■ To be done:
Return all entries word for word, but drop any images.

■ Supplied records:
########################################

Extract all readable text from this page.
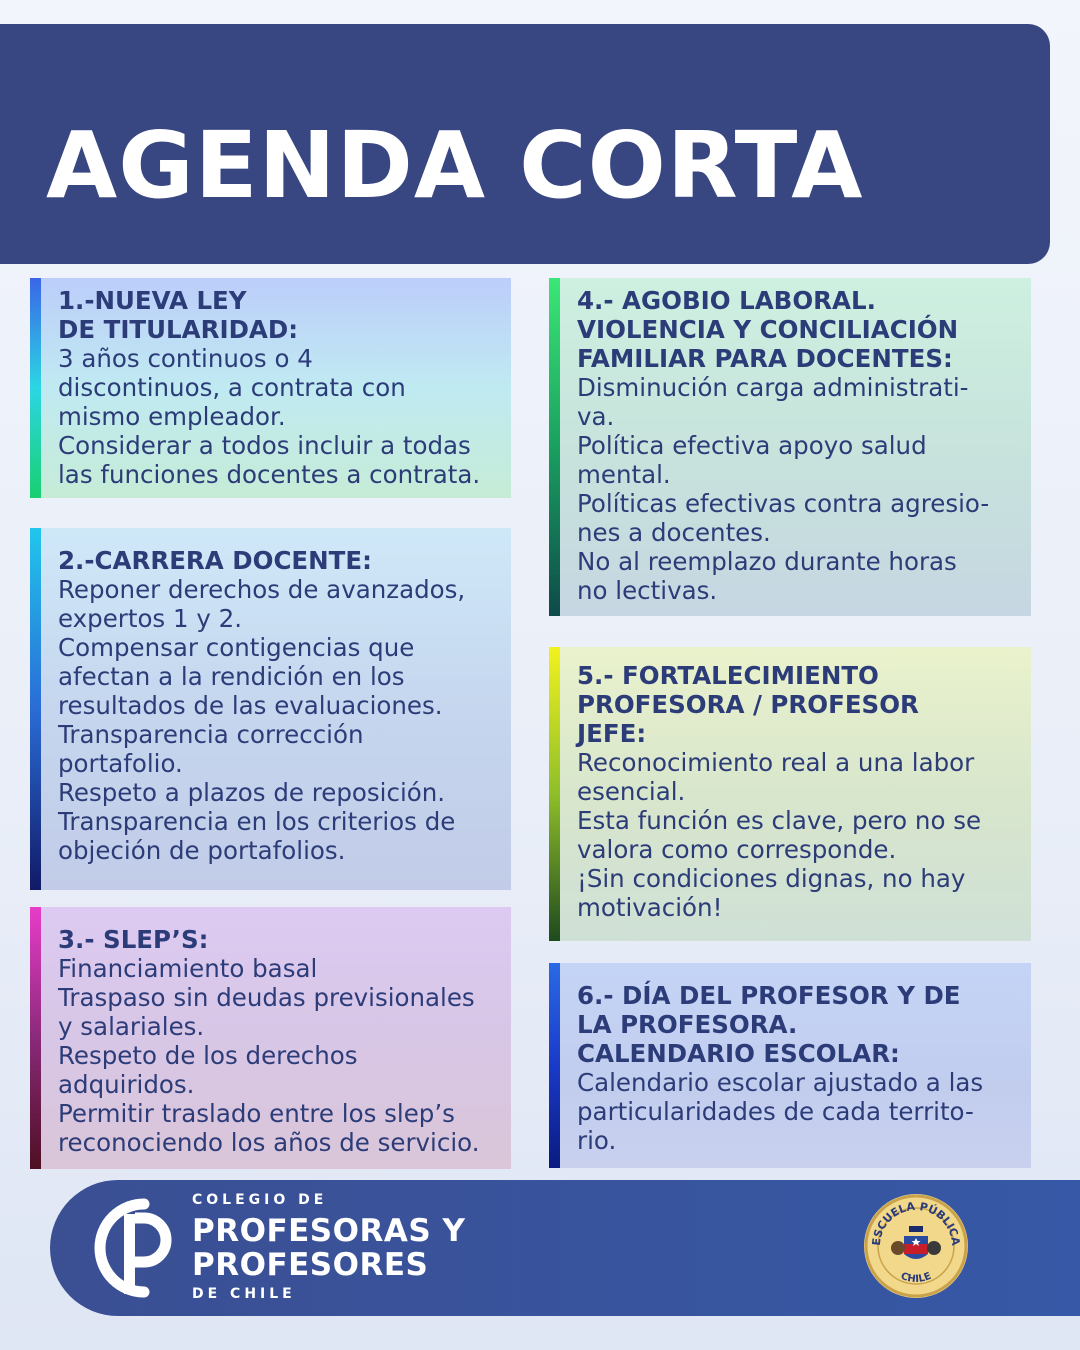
AGENDA CORTA
1.-NUEVA LEY
DE TITULARIDAD:
3 años continuos o 4
discontinuos, a contrata con
mismo empleador.
Considerar a todos incluir a todas
las funciones docentes a contrata.
2.-CARRERA DOCENTE:
Reponer derechos de avanzados,
expertos 1 y 2.
Compensar contigencias que
afectan a la rendición en los
resultados de las evaluaciones.
Transparencia corrección
portafolio.
Respeto a plazos de reposición.
Transparencia en los criterios de
objeción de portafolios.
3.- SLEP’S:
Financiamiento basal
Traspaso sin deudas previsionales
y salariales.
Respeto de los derechos
adquiridos.
Permitir traslado entre los slep’s
reconociendo los años de servicio.
4.- AGOBIO LABORAL.
VIOLENCIA Y CONCILIACIÓN
FAMILIAR PARA DOCENTES:
Disminución carga administrati-
va.
Política efectiva apoyo salud
mental.
Políticas efectivas contra agresio-
nes a docentes.
No al reemplazo durante horas
no lectivas.
5.- FORTALECIMIENTO
PROFESORA / PROFESOR
JEFE:
Reconocimiento real a una labor
esencial.
Esta función es clave, pero no se
valora como corresponde.
¡Sin condiciones dignas, no hay
motivación!
6.- DÍA DEL PROFESOR Y DE
LA PROFESORA.
CALENDARIO ESCOLAR:
Calendario escolar ajustado a las
particularidades de cada territo-
rio.
COLEGIO DE
PROFESORAS Y
PROFESORES
DE CHILE
ESCUELA PÚBLICA
CHILE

########################################

■ Worked answer:
Extract all readable text from this page.
AGENDA CORTA
1.-NUEVA LEY
DE TITULARIDAD:
3 años continuos o 4
discontinuos, a contrata con
mismo empleador.
Considerar a todos incluir a todas
las funciones docentes a contrata.
2.-CARRERA DOCENTE:
Reponer derechos de avanzados,
expertos 1 y 2.
Compensar contigencias que
afectan a la rendición en los
resultados de las evaluaciones.
Transparencia corrección
portafolio.
Respeto a plazos de reposición.
Transparencia en los criterios de
objeción de portafolios.
3.- SLEP’S:
Financiamiento basal
Traspaso sin deudas previsionales
y salariales.
Respeto de los derechos
adquiridos.
Permitir traslado entre los slep’s
reconociendo los años de servicio.
4.- AGOBIO LABORAL.
VIOLENCIA Y CONCILIACIÓN
FAMILIAR PARA DOCENTES:
Disminución carga administrati-
va.
Política efectiva apoyo salud
mental.
Políticas efectivas contra agresio-
nes a docentes.
No al reemplazo durante horas
no lectivas.
5.- FORTALECIMIENTO
PROFESORA / PROFESOR
JEFE:
Reconocimiento real a una labor
esencial.
Esta función es clave, pero no se
valora como corresponde.
¡Sin condiciones dignas, no hay
motivación!
6.- DÍA DEL PROFESOR Y DE
LA PROFESORA.
CALENDARIO ESCOLAR:
Calendario escolar ajustado a las
particularidades de cada territo-
rio.
COLEGIO DE
PROFESORAS Y
PROFESORES
DE CHILE
ESCUELA PÚBLICA
CHILE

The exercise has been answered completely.